▶ _EXERCISE REQUIREMENTS_
Filter these entries so that only lines with the word "voltmeter" remain.

"""

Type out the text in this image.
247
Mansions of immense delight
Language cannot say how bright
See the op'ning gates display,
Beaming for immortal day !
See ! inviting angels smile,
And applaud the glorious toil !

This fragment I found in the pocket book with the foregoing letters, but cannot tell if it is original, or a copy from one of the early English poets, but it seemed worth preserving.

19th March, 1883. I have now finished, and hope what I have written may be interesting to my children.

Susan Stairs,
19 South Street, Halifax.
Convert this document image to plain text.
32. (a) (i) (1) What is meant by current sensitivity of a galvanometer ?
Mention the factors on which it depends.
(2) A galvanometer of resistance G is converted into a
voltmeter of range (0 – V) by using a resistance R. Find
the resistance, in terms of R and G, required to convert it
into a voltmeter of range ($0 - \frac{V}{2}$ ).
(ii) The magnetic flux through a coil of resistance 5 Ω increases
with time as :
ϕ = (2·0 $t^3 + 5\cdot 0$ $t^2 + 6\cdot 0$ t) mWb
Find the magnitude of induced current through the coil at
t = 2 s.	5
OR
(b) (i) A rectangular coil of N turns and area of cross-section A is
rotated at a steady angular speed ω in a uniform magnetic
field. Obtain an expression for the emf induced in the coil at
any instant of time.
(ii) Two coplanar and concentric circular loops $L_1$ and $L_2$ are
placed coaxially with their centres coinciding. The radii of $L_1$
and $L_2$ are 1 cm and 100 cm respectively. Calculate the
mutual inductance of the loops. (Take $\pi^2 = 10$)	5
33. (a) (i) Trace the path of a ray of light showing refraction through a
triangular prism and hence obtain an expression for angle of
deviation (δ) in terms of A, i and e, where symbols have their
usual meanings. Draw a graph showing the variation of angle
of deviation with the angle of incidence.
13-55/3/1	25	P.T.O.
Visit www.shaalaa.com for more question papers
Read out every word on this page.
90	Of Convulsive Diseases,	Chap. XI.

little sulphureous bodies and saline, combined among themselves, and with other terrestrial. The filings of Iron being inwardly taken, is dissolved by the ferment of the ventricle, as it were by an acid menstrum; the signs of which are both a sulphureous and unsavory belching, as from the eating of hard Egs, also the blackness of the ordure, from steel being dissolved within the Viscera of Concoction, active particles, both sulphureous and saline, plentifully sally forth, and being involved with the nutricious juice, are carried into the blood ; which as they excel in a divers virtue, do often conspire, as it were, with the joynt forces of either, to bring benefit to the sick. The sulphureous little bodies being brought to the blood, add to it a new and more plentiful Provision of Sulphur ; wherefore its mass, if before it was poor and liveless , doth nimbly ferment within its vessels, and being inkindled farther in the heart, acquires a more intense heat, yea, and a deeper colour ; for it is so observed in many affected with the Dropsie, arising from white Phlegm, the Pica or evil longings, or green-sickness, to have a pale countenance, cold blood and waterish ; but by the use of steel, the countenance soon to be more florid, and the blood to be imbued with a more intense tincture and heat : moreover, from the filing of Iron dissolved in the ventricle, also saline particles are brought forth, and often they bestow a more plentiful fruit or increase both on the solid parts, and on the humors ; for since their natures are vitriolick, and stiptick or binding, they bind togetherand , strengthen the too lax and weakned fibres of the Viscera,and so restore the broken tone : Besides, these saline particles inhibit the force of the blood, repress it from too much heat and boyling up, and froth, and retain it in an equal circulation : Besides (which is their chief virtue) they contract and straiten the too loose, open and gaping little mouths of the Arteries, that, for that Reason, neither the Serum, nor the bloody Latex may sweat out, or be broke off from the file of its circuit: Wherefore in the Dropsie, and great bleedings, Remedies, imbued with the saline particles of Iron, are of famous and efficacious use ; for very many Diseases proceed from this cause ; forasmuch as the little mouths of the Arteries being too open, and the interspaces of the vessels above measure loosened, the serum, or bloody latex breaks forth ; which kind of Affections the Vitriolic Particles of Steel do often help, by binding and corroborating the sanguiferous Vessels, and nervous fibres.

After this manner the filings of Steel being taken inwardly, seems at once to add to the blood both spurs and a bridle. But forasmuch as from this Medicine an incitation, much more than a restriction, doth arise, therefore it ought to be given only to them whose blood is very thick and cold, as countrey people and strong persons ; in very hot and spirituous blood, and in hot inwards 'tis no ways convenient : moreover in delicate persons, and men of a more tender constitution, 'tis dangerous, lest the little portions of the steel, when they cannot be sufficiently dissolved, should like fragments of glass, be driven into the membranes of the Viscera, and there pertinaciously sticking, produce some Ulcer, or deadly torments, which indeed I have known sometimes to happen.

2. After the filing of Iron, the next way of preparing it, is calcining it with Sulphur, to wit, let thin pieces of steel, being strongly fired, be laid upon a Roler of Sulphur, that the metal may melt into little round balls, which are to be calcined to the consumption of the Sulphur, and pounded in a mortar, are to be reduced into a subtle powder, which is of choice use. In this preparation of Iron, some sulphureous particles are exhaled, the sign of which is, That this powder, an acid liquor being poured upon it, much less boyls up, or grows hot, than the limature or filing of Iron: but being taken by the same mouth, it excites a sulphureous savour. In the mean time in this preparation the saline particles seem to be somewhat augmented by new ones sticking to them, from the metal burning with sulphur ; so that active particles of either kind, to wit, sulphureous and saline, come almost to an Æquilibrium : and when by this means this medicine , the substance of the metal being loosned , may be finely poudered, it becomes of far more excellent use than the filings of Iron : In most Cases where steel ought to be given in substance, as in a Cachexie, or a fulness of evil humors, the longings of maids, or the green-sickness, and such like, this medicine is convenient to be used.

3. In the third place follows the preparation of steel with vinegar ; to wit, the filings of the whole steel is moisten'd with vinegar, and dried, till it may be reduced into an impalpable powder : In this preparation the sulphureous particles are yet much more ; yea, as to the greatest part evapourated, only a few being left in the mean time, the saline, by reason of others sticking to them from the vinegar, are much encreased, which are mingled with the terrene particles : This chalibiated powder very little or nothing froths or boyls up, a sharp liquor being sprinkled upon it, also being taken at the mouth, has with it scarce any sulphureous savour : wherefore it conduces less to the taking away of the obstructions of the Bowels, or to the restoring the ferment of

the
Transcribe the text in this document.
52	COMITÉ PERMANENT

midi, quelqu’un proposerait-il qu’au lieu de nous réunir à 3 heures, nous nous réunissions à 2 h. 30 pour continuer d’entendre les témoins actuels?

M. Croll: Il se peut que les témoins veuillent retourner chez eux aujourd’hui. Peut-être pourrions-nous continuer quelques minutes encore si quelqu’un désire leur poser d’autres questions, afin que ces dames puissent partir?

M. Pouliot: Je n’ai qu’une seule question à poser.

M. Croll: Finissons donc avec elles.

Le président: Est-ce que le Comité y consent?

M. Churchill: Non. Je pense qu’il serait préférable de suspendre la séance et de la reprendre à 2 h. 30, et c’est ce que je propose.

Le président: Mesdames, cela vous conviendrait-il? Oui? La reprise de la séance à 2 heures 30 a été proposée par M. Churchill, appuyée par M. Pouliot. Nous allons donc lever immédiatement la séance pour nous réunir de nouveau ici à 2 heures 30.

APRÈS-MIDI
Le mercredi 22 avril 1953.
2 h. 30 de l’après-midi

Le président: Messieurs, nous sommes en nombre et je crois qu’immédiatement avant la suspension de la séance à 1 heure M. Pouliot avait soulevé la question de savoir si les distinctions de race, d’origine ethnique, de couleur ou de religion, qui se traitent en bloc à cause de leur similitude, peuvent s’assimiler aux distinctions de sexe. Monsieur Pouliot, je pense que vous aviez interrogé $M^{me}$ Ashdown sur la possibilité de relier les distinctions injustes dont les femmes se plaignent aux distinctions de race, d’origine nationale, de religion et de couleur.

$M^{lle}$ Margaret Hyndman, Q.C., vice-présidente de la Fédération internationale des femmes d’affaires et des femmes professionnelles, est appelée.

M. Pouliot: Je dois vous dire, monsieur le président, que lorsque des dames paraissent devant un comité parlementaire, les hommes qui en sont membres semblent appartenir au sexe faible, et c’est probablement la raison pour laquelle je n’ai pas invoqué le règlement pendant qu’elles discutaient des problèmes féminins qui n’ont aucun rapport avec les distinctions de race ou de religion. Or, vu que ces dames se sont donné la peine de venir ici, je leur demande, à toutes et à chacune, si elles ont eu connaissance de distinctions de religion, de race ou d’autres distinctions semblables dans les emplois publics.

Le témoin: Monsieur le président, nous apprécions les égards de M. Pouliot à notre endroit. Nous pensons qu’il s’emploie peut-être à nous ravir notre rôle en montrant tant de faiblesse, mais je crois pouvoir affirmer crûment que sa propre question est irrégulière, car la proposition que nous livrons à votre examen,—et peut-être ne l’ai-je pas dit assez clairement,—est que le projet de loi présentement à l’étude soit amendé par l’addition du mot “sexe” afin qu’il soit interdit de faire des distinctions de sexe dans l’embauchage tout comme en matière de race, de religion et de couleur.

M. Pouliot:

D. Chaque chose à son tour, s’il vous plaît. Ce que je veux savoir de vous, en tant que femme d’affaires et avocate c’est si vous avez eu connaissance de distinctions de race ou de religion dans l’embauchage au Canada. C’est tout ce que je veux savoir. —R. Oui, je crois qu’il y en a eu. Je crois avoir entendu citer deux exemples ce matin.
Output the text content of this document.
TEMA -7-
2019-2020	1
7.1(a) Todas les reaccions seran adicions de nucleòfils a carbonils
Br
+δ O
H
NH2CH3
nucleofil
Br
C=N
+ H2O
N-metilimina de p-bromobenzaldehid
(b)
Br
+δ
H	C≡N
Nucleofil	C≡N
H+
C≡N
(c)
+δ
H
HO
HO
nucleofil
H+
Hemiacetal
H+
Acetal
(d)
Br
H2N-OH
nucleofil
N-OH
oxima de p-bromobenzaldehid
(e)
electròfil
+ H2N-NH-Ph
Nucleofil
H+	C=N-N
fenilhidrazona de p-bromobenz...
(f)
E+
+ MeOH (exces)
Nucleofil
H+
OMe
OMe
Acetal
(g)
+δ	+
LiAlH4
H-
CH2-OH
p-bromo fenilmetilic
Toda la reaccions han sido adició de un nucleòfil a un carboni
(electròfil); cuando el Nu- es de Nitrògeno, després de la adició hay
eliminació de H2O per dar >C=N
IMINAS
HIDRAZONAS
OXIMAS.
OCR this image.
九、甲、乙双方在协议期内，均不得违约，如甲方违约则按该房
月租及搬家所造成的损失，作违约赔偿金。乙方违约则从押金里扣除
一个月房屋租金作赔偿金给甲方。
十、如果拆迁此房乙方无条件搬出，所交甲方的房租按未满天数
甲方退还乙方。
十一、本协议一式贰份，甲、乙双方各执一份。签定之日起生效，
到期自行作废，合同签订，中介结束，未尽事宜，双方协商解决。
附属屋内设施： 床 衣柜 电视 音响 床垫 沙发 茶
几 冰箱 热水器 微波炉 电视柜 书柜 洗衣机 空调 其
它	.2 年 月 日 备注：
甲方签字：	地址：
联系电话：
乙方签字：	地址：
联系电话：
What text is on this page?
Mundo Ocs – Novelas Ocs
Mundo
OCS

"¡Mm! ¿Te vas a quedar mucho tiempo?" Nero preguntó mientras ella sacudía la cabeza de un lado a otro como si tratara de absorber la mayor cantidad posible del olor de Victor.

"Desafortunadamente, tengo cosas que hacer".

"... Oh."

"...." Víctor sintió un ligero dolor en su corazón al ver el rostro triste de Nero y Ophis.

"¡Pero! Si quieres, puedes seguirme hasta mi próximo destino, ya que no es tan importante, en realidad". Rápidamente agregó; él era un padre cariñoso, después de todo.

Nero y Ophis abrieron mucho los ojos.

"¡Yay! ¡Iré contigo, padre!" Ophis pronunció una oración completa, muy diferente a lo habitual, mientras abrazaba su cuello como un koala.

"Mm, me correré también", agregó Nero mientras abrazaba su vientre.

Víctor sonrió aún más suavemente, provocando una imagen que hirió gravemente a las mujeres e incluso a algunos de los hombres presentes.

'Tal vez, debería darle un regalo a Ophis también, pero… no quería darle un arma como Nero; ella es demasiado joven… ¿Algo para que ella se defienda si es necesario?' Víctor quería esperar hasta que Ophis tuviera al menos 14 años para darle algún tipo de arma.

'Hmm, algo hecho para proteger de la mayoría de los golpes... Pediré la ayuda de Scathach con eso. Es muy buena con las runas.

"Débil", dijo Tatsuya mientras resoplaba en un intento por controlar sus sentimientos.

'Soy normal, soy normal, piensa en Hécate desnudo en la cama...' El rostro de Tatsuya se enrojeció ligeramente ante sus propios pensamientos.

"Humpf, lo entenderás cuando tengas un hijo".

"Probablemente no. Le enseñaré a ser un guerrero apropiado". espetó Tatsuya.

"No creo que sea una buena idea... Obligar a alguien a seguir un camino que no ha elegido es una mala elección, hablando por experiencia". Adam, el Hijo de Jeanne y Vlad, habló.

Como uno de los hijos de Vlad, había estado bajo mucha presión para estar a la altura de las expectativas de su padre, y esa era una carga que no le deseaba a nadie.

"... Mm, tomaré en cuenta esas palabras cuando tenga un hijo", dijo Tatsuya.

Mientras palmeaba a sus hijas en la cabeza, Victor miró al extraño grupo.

"""

▶ _OUTPUT FOR THIS TASK_
voltmeter of range (0 – V) by using a resistance R. Find
into a voltmeter of range ($0 - \frac{V}{2}$ ).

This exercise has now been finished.